Your objective => Count up the lines in the following listing that hold the word "العموم", then give only that count.

Data entries

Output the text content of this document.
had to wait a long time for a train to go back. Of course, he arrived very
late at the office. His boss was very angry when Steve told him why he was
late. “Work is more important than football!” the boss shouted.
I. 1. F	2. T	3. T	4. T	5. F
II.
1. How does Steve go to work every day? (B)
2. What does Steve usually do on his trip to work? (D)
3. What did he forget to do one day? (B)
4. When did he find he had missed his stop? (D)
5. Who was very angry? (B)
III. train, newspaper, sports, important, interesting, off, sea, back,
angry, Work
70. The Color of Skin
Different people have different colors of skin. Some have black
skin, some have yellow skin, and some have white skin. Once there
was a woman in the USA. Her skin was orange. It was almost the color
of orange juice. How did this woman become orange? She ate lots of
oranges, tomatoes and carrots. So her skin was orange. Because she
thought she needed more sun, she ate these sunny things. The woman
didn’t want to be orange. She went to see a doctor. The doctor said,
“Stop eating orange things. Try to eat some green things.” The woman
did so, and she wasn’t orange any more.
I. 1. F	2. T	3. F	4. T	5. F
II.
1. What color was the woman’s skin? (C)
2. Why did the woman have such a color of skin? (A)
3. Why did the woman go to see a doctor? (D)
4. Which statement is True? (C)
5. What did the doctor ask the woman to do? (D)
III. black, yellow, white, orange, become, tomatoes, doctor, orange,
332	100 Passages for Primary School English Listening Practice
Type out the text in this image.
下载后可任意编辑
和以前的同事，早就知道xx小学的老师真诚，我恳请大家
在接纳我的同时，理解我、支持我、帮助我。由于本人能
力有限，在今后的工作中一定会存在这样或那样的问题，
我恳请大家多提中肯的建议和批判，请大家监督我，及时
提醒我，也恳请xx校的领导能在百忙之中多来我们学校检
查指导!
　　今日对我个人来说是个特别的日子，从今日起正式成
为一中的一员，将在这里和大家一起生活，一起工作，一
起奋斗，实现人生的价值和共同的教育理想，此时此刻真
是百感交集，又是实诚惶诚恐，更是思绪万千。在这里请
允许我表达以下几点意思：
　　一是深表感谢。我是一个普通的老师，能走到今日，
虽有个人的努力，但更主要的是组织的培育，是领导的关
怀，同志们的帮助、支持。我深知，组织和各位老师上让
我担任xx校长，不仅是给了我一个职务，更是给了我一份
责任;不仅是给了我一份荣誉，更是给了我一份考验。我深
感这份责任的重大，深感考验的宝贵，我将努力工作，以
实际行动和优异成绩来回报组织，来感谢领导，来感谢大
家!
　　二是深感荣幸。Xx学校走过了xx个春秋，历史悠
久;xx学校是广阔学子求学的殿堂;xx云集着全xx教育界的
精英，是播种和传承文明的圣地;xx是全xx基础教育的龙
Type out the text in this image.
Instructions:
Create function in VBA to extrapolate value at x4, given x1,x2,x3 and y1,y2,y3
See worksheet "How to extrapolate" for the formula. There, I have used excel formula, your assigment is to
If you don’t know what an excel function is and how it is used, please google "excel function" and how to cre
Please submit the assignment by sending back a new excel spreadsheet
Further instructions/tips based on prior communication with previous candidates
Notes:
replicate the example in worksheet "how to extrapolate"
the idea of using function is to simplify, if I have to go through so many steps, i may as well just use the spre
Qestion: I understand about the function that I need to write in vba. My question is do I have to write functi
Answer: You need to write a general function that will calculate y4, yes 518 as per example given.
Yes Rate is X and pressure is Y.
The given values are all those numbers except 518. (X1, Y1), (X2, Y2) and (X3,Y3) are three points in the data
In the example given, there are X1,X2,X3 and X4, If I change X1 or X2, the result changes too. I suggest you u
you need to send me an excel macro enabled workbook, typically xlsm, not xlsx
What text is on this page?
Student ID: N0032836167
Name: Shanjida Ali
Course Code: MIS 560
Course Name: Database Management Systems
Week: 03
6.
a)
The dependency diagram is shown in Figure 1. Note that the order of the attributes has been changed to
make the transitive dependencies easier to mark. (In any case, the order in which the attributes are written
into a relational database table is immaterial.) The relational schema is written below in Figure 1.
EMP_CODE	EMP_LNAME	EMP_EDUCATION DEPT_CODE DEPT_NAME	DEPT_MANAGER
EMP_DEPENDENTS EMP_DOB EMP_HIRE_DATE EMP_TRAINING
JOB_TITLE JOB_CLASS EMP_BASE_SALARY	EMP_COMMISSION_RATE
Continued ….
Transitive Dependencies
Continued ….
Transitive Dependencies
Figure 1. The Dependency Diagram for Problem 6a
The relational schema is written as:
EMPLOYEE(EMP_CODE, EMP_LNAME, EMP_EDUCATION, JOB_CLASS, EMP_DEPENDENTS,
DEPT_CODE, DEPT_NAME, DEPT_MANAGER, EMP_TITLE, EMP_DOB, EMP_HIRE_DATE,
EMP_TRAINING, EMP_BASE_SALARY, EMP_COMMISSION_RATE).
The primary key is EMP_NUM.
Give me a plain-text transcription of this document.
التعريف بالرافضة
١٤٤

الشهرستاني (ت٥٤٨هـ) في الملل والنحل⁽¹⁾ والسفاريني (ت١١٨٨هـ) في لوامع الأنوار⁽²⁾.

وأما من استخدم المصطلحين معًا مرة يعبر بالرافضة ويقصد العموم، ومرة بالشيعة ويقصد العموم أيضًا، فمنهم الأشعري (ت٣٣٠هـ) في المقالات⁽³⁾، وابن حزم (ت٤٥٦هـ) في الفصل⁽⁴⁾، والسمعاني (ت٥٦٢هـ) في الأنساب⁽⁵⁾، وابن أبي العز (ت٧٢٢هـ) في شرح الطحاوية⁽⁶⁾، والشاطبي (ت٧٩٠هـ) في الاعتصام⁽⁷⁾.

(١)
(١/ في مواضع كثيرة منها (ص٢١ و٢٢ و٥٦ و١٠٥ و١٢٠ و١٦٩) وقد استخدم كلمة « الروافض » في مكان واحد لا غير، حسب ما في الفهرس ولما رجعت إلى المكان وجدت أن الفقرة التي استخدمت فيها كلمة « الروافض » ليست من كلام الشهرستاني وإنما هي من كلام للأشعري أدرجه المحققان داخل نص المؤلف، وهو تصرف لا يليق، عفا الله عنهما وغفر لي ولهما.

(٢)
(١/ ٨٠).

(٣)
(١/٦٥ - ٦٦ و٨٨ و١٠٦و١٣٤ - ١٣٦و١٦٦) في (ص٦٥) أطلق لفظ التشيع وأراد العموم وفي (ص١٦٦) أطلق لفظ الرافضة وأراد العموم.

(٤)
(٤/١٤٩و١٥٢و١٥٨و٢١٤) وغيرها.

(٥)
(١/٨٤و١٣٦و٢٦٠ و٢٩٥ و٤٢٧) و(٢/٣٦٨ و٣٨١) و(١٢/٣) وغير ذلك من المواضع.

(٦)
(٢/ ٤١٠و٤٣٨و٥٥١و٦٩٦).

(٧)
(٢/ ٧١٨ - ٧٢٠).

Solution for this task => 2